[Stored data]

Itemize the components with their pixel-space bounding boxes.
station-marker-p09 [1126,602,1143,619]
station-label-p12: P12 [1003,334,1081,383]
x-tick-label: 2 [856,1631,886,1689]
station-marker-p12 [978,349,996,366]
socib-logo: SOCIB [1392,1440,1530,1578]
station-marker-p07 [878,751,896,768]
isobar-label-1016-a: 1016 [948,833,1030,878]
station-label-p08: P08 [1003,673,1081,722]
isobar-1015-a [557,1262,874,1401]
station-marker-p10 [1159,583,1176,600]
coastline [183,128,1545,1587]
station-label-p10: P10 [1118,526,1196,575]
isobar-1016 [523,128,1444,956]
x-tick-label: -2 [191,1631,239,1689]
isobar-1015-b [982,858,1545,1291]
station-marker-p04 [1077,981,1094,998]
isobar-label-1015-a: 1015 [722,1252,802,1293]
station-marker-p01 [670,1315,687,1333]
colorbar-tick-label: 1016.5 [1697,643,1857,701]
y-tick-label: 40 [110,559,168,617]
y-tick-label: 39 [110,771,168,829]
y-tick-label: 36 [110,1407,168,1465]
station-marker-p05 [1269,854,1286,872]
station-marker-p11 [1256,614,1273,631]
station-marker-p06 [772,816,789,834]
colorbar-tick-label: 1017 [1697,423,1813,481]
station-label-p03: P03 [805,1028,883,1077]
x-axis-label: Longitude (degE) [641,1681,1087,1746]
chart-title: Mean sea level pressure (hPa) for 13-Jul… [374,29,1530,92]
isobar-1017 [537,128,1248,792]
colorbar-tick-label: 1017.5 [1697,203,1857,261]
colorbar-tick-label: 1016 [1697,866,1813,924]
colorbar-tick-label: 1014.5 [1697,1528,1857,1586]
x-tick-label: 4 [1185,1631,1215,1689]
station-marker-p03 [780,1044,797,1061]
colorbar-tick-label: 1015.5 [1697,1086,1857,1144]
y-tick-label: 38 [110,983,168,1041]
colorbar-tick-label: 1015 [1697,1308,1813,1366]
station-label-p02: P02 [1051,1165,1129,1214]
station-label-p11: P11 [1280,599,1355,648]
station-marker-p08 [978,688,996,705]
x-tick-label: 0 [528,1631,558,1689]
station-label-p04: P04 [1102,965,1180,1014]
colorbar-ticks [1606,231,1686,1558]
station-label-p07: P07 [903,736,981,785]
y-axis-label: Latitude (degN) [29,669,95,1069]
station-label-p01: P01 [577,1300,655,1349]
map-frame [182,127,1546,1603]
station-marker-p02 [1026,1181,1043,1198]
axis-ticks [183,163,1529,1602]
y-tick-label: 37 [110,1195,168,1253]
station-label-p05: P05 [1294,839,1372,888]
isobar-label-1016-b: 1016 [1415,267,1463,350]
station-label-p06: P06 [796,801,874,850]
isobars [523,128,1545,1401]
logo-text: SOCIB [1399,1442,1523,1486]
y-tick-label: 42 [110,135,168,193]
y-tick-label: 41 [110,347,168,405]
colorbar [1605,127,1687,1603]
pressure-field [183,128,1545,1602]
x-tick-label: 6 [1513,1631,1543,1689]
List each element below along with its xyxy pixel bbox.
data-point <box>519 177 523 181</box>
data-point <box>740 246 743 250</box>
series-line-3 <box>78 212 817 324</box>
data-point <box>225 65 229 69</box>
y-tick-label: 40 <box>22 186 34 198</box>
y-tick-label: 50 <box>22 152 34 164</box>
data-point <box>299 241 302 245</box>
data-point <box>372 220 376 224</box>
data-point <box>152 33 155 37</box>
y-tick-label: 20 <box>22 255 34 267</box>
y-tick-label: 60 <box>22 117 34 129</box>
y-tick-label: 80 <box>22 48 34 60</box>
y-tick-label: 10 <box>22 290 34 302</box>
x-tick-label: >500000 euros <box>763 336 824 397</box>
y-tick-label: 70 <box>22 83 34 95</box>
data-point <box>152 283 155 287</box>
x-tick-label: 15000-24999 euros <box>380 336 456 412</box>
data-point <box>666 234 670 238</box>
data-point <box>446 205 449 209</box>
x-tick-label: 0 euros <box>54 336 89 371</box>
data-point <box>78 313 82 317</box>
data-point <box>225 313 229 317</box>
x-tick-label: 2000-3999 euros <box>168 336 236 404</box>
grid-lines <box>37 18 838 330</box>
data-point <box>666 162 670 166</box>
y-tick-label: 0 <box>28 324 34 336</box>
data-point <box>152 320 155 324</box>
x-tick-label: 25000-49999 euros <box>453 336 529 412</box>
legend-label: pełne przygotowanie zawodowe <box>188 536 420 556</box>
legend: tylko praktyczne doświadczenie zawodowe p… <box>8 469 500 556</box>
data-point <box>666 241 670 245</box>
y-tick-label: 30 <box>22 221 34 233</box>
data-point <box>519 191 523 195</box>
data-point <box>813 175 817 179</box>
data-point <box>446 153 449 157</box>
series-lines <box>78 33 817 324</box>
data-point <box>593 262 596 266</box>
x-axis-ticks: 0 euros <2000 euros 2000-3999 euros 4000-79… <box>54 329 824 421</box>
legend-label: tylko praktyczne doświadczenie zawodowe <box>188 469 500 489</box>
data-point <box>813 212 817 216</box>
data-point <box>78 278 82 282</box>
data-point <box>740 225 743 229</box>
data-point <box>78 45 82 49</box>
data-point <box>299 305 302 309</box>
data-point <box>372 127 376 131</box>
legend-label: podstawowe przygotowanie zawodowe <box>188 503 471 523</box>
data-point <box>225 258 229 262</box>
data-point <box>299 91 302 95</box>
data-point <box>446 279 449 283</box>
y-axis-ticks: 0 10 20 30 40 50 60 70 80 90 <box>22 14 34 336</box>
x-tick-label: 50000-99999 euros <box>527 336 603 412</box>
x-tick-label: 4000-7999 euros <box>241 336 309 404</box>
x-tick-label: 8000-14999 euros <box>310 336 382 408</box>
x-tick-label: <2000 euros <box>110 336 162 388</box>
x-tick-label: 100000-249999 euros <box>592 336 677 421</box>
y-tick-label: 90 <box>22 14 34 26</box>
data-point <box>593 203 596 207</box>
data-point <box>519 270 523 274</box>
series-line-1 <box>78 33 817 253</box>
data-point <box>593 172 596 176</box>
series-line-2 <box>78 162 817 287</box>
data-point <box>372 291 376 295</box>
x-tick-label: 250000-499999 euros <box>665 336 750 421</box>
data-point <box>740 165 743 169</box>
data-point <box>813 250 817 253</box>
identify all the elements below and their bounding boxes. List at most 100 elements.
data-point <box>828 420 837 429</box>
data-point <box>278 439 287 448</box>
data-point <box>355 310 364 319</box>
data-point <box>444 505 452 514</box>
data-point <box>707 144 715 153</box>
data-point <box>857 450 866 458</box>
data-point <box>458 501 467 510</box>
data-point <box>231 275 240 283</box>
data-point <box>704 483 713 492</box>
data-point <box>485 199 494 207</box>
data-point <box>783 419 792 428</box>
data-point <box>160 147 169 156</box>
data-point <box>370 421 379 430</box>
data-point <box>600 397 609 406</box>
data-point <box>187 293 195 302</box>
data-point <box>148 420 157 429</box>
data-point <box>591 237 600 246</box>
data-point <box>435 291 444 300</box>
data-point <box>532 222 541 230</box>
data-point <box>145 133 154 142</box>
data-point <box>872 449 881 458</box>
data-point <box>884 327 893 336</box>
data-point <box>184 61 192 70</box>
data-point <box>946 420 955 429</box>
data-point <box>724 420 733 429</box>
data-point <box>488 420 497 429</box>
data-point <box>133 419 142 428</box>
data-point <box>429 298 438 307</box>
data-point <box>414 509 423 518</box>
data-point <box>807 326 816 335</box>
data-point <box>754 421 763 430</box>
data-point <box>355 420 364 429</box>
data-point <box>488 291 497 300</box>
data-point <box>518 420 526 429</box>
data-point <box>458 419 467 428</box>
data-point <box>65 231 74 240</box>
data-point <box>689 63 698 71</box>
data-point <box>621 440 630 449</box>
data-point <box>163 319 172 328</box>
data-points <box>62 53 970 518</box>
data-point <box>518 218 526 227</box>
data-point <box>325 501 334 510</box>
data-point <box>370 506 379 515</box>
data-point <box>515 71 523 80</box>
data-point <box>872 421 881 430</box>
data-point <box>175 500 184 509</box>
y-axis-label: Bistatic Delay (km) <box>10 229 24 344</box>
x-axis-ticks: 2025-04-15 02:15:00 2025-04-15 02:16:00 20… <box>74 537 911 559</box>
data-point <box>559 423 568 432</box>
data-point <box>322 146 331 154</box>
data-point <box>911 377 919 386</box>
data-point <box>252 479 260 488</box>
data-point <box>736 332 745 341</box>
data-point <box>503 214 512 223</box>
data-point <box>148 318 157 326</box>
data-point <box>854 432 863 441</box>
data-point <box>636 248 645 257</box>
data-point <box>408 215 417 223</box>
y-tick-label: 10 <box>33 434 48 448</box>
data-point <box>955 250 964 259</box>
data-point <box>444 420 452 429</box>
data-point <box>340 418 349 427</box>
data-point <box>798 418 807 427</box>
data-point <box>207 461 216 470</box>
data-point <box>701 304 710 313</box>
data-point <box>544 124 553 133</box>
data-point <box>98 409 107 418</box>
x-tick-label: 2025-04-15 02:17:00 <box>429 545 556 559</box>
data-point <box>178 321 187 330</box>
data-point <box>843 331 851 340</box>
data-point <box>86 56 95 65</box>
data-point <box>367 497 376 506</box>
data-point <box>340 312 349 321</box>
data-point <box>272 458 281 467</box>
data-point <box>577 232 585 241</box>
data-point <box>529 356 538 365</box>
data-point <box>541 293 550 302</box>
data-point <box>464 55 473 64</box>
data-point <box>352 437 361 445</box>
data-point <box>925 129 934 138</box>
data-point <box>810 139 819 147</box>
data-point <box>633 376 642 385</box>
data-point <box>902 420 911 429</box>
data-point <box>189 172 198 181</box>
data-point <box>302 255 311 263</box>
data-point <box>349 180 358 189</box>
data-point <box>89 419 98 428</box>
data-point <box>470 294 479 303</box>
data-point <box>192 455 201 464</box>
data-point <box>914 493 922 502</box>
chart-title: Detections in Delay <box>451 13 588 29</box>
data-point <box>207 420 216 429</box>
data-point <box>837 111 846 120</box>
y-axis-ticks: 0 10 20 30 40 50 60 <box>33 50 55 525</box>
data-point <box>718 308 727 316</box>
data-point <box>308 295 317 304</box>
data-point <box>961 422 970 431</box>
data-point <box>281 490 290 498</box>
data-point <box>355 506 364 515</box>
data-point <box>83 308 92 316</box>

• [Instructions to follow]: Find each line in the records above that contains the word "pressure", and copy those lines.

• [Full output]:
chart-title: Mean sea level pressure (hPa) for 13-Jul… [374,29,1530,92]
pressure-field [183,128,1545,1602]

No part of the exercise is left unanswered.